- [AIM]:
Identify every line in the records below that contains the word "JSON", and reproduce each one.

Data entries for graphics:
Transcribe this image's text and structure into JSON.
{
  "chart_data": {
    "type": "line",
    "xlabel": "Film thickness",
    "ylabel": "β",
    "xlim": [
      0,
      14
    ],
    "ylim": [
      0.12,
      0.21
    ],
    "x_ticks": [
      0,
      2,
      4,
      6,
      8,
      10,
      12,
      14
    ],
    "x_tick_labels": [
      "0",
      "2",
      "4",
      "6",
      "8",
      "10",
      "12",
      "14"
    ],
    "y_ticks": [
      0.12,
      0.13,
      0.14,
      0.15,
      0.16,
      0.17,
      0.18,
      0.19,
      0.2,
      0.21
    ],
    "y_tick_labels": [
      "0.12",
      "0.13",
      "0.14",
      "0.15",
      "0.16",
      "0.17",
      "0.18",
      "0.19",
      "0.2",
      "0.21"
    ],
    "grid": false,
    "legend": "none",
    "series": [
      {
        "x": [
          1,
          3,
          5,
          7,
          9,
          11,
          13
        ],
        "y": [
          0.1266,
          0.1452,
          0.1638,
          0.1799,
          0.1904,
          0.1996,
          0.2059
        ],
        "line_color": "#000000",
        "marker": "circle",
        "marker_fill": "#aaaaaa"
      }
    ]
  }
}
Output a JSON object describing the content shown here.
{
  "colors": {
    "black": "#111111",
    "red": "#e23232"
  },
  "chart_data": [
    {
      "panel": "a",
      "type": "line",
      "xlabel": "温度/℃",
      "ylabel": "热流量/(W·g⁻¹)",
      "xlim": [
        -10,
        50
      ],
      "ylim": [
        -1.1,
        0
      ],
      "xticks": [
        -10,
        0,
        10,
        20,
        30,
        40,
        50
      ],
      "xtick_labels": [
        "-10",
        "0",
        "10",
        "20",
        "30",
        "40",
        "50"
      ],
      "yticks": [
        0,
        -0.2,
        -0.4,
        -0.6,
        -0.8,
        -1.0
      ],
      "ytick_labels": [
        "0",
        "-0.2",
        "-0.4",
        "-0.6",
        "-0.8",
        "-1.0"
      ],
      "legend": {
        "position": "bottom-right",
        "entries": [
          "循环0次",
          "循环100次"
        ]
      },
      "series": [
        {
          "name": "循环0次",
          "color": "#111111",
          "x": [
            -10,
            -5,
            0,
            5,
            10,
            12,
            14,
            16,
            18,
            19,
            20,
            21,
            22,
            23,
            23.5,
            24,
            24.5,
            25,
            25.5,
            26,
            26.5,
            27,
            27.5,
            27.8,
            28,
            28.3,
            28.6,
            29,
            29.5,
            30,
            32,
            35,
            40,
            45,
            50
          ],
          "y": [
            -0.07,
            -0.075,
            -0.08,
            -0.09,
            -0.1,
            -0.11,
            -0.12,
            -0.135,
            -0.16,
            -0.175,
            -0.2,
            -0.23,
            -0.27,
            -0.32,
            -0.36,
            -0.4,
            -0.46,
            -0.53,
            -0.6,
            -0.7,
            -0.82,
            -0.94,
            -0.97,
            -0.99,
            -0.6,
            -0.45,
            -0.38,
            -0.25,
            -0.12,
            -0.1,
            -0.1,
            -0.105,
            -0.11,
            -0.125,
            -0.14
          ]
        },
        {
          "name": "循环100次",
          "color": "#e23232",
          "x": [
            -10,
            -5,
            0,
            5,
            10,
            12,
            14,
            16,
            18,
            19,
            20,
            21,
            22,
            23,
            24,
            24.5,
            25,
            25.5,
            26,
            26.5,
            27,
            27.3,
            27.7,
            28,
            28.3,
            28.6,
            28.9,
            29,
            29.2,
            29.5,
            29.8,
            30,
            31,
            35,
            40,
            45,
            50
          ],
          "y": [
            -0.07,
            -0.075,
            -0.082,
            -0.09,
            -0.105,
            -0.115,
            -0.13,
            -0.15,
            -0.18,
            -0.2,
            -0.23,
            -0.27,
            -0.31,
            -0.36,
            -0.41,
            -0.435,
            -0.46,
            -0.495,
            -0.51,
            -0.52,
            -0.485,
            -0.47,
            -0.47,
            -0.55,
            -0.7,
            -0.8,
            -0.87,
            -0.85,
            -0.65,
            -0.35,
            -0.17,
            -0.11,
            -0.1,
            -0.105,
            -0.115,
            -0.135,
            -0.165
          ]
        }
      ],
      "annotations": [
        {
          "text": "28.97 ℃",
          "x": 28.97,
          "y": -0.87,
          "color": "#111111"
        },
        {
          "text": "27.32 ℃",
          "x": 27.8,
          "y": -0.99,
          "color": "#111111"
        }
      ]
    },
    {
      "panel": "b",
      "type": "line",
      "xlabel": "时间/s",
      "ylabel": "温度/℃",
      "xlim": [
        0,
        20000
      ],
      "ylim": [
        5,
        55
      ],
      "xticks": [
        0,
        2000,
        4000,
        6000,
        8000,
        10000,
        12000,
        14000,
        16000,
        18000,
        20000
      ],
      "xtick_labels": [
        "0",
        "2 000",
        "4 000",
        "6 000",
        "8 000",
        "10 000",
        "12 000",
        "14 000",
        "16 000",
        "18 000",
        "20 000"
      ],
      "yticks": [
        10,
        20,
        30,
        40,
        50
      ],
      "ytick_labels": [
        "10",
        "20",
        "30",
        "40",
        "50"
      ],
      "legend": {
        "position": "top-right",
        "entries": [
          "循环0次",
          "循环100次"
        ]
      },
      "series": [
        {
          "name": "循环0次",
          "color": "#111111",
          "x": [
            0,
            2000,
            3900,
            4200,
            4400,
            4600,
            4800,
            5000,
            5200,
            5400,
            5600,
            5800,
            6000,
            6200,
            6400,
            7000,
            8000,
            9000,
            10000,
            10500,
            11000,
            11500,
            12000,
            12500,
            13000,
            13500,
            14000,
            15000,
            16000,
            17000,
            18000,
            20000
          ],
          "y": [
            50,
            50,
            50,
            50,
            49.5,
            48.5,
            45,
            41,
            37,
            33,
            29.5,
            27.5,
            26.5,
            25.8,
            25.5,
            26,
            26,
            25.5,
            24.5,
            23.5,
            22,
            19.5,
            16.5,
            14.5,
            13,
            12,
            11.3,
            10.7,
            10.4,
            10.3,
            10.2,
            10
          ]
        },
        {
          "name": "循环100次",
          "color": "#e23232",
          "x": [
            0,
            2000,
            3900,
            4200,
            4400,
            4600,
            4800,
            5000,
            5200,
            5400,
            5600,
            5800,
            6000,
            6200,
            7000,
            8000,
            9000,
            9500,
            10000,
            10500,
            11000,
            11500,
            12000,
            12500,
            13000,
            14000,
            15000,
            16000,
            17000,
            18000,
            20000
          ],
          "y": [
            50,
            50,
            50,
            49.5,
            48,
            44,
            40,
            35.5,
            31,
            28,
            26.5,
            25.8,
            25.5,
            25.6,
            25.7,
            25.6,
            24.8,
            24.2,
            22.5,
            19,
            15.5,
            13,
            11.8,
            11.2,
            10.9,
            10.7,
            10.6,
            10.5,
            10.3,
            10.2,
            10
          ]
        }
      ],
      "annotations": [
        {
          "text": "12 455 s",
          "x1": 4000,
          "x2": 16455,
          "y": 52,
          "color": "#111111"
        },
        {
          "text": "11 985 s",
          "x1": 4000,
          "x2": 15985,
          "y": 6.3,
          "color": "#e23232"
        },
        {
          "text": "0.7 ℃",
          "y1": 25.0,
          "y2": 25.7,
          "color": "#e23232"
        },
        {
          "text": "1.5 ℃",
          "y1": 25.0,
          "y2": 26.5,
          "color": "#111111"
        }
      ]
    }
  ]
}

- [TASK SOLUTION]:
Transcribe this image's text and structure into JSON.
Output a JSON object describing the content shown here.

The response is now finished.